# START OF Data

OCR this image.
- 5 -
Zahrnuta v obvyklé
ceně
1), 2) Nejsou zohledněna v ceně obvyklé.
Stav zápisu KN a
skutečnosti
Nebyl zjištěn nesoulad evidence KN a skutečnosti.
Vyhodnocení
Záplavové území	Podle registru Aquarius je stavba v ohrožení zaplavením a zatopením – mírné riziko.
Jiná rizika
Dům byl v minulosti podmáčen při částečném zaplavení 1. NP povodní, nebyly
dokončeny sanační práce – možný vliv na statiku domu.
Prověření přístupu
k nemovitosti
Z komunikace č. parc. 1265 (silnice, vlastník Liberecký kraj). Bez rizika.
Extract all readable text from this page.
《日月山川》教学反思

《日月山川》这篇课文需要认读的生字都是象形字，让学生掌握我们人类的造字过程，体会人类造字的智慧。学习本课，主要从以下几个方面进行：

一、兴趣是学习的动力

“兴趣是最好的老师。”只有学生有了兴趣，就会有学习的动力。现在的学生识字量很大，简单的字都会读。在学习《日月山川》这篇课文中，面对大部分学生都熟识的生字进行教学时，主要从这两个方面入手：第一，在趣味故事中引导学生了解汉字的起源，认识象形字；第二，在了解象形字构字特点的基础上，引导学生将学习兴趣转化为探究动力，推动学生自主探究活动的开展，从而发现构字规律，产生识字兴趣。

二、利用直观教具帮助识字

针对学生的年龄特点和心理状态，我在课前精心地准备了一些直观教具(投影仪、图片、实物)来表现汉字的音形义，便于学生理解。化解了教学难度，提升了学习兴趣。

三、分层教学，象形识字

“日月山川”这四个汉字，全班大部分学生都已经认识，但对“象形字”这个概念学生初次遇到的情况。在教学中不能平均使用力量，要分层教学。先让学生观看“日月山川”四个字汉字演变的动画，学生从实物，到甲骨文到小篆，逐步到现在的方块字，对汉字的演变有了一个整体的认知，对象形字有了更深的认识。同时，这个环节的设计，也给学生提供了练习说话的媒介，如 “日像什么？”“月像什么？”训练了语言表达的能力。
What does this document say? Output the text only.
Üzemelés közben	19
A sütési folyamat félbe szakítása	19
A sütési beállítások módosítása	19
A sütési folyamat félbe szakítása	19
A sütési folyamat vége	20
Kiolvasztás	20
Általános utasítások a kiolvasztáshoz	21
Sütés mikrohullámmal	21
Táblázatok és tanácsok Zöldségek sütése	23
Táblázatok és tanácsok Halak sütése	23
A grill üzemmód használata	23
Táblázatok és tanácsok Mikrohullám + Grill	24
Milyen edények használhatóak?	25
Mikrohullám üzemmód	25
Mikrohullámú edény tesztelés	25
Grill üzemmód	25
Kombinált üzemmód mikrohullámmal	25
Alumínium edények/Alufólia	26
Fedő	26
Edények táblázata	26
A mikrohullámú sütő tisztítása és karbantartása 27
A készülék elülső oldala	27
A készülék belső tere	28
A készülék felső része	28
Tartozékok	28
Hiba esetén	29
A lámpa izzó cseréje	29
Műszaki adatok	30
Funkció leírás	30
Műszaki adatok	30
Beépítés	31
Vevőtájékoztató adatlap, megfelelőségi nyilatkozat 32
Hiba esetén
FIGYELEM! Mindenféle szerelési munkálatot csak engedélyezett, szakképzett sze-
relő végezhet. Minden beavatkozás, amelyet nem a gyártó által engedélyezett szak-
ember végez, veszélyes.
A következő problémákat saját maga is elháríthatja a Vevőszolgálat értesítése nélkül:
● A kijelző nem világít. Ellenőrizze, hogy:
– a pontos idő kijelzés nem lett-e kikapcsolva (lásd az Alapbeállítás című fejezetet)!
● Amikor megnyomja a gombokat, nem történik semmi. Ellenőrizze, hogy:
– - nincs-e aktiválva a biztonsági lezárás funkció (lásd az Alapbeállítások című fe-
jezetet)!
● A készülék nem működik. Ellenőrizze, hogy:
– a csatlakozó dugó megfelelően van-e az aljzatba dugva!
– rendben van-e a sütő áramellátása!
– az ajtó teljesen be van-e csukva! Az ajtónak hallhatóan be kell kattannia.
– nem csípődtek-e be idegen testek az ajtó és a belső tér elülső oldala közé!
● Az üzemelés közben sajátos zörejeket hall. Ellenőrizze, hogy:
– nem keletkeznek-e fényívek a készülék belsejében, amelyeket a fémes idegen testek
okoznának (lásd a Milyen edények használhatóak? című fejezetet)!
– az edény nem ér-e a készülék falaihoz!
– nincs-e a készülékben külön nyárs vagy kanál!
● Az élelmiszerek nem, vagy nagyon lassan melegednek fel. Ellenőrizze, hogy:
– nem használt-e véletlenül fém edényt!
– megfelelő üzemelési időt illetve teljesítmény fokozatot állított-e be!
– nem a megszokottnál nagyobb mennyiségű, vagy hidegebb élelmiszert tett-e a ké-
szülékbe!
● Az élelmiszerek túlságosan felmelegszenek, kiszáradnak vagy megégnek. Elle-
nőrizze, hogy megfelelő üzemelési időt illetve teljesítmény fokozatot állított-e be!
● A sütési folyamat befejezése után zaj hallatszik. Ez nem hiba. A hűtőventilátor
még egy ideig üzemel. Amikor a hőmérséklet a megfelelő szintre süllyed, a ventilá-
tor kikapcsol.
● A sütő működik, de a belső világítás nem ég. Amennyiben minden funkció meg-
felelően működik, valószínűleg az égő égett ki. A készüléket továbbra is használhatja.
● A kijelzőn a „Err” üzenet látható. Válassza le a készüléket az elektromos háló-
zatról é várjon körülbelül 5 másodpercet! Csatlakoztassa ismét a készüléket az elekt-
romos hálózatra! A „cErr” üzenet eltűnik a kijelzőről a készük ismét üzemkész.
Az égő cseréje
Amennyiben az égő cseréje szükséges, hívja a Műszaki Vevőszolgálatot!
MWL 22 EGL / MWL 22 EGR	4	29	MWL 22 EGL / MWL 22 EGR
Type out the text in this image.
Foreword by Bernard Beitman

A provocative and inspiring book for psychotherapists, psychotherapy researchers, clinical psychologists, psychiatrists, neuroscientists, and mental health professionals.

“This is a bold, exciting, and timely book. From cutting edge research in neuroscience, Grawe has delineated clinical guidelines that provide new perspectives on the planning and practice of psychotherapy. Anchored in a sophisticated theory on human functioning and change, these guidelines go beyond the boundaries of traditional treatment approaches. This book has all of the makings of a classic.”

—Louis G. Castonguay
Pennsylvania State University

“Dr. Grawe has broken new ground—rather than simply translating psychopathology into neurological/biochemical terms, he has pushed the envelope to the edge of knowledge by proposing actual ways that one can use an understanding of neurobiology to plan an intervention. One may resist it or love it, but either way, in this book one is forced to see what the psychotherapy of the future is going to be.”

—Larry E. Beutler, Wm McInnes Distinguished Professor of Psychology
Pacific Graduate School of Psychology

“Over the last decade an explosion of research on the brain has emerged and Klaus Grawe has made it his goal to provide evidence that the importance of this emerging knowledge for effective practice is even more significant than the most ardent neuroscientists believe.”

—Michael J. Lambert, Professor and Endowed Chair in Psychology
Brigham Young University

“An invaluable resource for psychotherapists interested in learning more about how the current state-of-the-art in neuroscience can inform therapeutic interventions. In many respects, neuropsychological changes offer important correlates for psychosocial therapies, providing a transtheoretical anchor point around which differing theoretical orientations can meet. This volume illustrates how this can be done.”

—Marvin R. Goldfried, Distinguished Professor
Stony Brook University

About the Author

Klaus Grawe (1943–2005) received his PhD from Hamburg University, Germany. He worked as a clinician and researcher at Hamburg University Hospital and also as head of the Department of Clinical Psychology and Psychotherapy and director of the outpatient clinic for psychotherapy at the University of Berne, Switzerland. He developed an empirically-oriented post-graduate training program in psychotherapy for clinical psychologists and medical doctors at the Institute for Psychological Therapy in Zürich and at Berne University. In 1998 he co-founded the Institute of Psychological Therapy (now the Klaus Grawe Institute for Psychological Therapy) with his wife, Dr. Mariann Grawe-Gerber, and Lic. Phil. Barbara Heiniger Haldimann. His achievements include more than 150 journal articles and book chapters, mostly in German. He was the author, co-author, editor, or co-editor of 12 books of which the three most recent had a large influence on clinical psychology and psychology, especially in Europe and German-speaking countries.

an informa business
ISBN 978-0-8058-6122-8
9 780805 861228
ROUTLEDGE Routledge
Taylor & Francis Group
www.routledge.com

# END OF Data

Please list every line of the records that contains "rizika".

Jiná rizika
Z komunikace č. parc. 1265 (silnice, vlastník Liberecký kraj). Bez rizika.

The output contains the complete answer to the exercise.